▸ Provided information:
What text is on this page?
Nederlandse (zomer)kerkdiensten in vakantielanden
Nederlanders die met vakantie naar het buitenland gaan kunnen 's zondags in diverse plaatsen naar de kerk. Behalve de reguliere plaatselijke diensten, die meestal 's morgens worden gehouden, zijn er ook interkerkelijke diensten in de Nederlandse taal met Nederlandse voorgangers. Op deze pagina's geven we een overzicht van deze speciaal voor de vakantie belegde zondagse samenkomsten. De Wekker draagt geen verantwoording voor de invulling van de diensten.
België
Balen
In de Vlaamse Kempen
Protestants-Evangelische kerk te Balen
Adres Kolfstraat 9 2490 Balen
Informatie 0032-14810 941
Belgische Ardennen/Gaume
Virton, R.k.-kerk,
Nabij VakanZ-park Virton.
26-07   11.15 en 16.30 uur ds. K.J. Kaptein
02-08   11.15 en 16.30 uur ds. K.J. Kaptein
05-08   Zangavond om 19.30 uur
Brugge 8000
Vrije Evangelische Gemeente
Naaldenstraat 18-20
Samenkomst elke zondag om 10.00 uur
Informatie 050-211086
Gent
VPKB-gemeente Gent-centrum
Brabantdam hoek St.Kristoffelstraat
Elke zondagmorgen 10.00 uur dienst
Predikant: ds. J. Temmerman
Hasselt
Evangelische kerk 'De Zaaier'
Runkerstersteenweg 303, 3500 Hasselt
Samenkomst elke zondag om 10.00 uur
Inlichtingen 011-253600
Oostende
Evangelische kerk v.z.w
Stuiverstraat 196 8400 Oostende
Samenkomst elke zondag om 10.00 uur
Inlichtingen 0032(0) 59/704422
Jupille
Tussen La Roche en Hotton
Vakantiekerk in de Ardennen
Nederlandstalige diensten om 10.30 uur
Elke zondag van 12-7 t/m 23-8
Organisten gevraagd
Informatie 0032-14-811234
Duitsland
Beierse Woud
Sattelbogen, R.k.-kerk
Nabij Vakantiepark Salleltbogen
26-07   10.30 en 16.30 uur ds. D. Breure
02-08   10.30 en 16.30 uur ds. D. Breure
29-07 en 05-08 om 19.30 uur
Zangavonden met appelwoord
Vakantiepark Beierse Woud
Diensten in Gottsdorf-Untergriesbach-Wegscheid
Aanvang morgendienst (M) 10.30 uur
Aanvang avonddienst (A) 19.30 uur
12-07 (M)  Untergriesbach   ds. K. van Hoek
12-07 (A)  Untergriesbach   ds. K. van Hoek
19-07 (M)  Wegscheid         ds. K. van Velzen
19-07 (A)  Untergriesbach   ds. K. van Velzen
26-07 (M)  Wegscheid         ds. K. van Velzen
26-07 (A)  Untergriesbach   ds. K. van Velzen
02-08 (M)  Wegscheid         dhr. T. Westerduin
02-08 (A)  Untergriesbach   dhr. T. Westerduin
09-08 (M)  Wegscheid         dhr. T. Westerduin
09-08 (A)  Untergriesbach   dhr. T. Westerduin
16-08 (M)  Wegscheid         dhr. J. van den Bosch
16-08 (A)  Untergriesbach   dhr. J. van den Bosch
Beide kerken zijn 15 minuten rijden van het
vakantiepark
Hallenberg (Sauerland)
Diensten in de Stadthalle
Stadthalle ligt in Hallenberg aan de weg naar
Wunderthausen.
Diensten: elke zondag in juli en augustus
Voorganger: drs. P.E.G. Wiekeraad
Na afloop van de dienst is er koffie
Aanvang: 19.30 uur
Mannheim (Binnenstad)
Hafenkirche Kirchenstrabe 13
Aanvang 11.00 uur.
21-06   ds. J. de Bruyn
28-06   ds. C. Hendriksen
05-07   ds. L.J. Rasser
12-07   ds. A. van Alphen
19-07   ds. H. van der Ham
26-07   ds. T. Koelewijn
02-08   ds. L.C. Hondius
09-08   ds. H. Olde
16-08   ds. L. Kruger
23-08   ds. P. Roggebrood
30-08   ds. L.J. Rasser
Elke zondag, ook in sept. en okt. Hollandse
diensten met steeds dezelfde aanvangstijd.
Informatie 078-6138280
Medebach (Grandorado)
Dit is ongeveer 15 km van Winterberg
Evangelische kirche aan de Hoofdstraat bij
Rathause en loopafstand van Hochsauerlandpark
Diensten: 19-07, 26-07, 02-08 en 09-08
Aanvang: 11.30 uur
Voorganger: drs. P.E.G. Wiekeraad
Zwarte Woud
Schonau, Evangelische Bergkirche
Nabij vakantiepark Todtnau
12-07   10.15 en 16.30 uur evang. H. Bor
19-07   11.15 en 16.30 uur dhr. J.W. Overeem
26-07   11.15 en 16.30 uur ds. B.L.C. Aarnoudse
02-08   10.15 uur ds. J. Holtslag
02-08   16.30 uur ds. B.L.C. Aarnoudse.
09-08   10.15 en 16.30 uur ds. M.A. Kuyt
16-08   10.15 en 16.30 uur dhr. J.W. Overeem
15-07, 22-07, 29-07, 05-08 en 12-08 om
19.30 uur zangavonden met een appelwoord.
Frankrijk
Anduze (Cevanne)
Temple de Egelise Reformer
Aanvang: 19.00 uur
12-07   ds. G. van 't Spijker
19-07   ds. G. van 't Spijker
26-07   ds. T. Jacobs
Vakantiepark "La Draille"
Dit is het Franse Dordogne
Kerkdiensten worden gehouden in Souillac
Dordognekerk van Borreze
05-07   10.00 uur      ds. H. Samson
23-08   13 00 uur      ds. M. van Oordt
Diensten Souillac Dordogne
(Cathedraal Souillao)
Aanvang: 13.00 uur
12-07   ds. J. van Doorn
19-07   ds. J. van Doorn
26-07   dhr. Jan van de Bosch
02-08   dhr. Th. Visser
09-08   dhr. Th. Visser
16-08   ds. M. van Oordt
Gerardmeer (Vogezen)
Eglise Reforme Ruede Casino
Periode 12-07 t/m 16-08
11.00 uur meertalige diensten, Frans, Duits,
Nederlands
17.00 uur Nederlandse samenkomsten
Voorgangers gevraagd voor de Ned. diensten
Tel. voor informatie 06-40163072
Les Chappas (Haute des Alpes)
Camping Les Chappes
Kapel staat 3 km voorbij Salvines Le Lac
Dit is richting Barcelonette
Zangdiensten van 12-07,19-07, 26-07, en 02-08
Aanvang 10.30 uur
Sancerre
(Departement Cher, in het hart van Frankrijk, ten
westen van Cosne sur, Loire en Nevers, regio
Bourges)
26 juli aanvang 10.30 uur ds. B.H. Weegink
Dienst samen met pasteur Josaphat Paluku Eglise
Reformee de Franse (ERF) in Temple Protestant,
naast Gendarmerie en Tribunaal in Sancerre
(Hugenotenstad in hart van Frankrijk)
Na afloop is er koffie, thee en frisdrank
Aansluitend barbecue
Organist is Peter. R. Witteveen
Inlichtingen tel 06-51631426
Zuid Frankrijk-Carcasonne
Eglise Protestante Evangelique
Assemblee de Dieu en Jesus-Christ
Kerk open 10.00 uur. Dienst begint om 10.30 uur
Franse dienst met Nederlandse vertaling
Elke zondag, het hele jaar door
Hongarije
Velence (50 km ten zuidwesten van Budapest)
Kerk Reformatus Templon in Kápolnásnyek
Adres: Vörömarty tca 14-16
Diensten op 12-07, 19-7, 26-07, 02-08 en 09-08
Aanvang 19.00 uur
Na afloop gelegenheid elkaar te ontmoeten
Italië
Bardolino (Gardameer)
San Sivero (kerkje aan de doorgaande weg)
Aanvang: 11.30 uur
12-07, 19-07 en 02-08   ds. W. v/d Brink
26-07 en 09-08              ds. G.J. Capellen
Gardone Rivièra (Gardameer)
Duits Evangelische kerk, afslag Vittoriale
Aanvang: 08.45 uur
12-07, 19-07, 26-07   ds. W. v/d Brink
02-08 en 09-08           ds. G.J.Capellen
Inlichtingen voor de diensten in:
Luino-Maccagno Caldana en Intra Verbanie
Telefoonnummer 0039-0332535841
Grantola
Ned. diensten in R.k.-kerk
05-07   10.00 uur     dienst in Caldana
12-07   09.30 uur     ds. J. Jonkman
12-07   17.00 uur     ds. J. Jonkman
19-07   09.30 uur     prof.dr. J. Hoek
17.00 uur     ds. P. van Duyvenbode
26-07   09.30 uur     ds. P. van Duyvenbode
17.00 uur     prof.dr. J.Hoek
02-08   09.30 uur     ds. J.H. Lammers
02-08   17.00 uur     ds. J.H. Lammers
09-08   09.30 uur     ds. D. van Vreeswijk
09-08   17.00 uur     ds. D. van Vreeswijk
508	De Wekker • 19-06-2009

▸ What to work on: From the listing above, copy out each line where the word "koffie" appears.

▸ Solution to the exercise:
Na afloop van de dienst is er koffie
Na afloop is er koffie, thee en frisdrank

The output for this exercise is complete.